§ PROMPT: Give the number of lines in the entries that contain "Memoria". State only the count.

§ PROVIDED RECORDS:
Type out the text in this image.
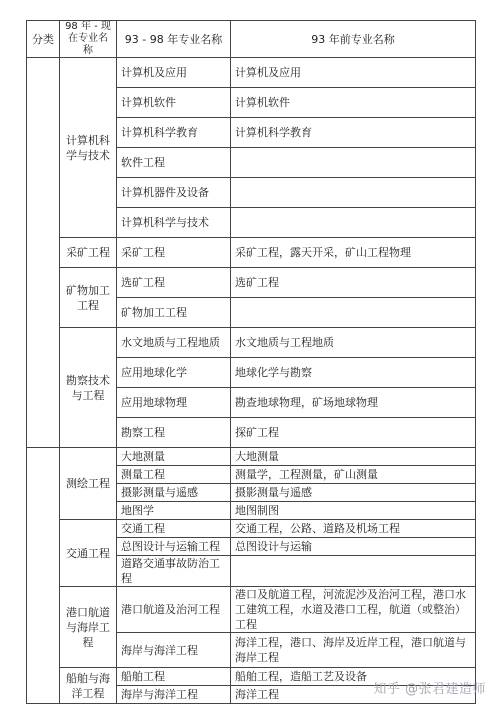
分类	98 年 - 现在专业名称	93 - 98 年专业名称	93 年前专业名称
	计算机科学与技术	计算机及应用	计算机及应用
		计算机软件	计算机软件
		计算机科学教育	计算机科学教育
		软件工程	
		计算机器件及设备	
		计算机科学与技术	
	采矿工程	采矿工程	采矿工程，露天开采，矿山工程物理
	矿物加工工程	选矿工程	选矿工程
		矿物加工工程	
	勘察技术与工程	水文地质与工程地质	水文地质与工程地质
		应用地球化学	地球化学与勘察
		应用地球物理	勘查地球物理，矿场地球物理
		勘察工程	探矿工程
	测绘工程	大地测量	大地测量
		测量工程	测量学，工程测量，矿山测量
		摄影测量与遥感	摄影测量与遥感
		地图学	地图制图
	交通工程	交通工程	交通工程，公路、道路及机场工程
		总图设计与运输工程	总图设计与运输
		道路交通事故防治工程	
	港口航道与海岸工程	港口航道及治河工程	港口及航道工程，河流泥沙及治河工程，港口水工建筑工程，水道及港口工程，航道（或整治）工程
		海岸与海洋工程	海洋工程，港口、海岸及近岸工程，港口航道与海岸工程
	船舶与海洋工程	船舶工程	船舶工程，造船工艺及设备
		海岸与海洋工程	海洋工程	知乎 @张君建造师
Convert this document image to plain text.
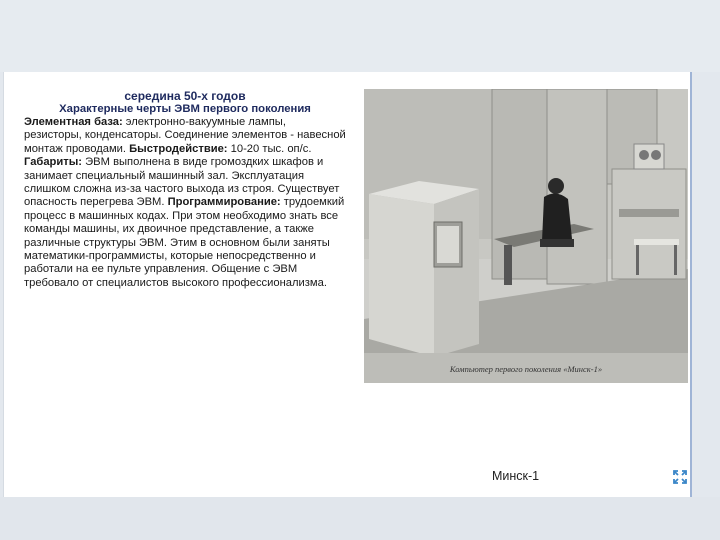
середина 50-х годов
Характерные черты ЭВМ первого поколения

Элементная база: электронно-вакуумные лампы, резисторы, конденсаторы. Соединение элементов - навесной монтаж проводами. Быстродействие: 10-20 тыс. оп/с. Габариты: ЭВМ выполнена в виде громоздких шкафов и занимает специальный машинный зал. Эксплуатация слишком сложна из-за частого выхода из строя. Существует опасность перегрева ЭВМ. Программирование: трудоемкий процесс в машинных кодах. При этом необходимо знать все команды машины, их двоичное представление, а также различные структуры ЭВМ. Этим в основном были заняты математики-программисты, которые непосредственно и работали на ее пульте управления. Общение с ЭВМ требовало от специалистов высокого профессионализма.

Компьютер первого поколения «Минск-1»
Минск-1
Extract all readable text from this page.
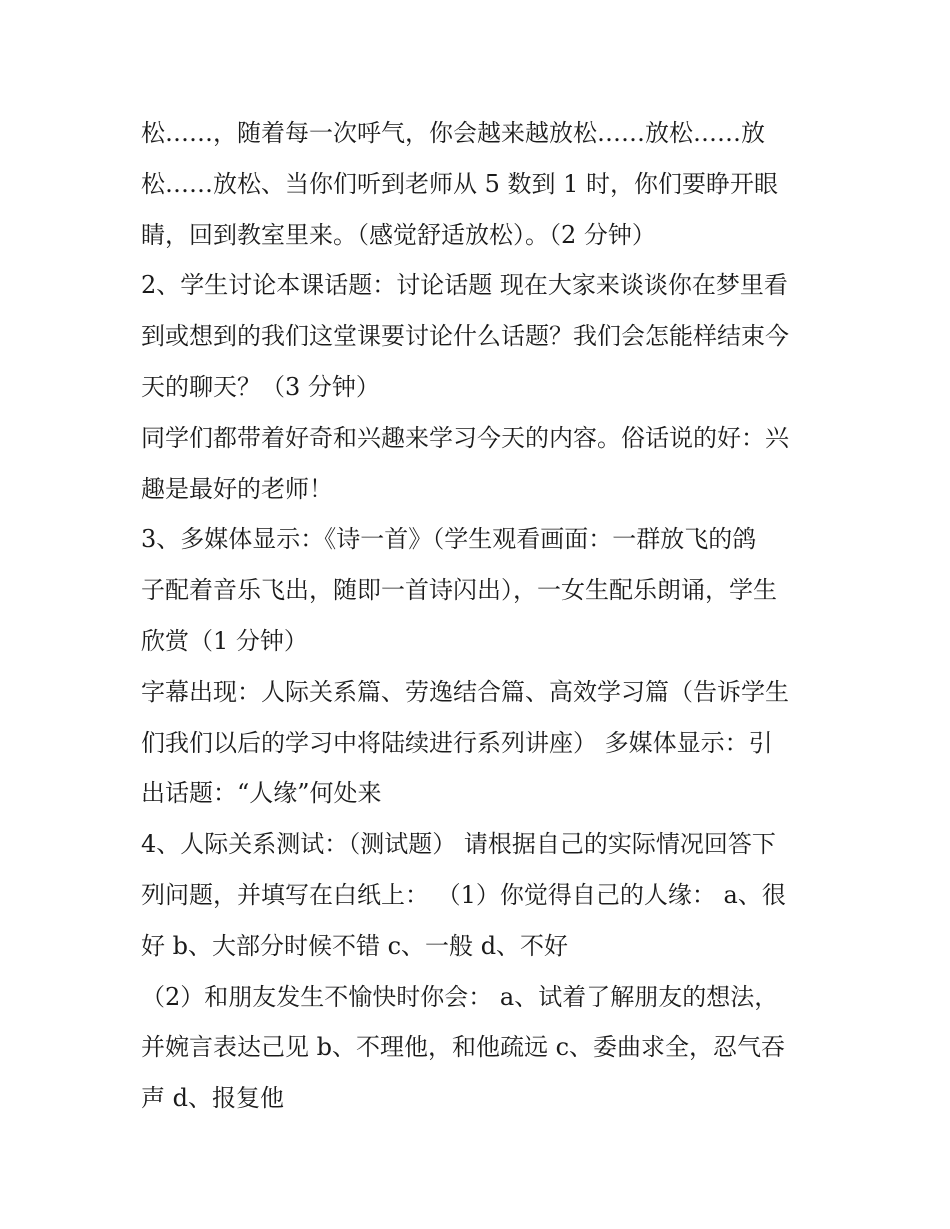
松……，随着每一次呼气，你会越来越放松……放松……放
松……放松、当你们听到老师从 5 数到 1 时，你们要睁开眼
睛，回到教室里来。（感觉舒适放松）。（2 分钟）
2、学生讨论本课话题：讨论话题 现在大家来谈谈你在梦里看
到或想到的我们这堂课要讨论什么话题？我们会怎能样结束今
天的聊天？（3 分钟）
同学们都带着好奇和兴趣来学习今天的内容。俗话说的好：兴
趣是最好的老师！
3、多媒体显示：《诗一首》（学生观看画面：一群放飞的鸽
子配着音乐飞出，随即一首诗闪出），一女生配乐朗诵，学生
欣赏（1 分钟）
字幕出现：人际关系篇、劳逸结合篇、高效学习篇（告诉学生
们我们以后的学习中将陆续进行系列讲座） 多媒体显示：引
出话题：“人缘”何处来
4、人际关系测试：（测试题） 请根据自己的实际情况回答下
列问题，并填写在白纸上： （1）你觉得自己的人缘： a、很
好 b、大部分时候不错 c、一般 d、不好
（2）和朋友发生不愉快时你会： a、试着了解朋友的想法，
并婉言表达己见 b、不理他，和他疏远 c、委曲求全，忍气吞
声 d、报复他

==

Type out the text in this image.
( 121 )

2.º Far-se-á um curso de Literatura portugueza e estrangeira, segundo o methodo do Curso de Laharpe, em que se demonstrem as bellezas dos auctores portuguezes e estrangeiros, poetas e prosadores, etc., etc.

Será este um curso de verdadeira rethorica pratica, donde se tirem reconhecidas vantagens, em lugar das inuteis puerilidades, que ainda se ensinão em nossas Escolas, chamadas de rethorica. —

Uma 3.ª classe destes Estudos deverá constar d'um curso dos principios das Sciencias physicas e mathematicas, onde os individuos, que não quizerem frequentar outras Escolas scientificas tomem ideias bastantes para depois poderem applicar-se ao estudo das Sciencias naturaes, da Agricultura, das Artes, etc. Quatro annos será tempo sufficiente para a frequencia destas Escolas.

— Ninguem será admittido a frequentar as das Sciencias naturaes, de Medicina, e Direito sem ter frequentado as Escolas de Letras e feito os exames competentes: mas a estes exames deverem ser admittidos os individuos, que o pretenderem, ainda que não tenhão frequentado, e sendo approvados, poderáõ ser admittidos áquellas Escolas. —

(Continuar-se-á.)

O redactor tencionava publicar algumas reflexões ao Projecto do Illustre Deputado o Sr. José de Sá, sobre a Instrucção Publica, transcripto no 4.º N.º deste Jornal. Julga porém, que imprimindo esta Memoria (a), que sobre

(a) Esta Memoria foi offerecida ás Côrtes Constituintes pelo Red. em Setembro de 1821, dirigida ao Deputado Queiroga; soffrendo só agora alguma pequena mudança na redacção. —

§ ANSWER TO THIS PROBLEM: 2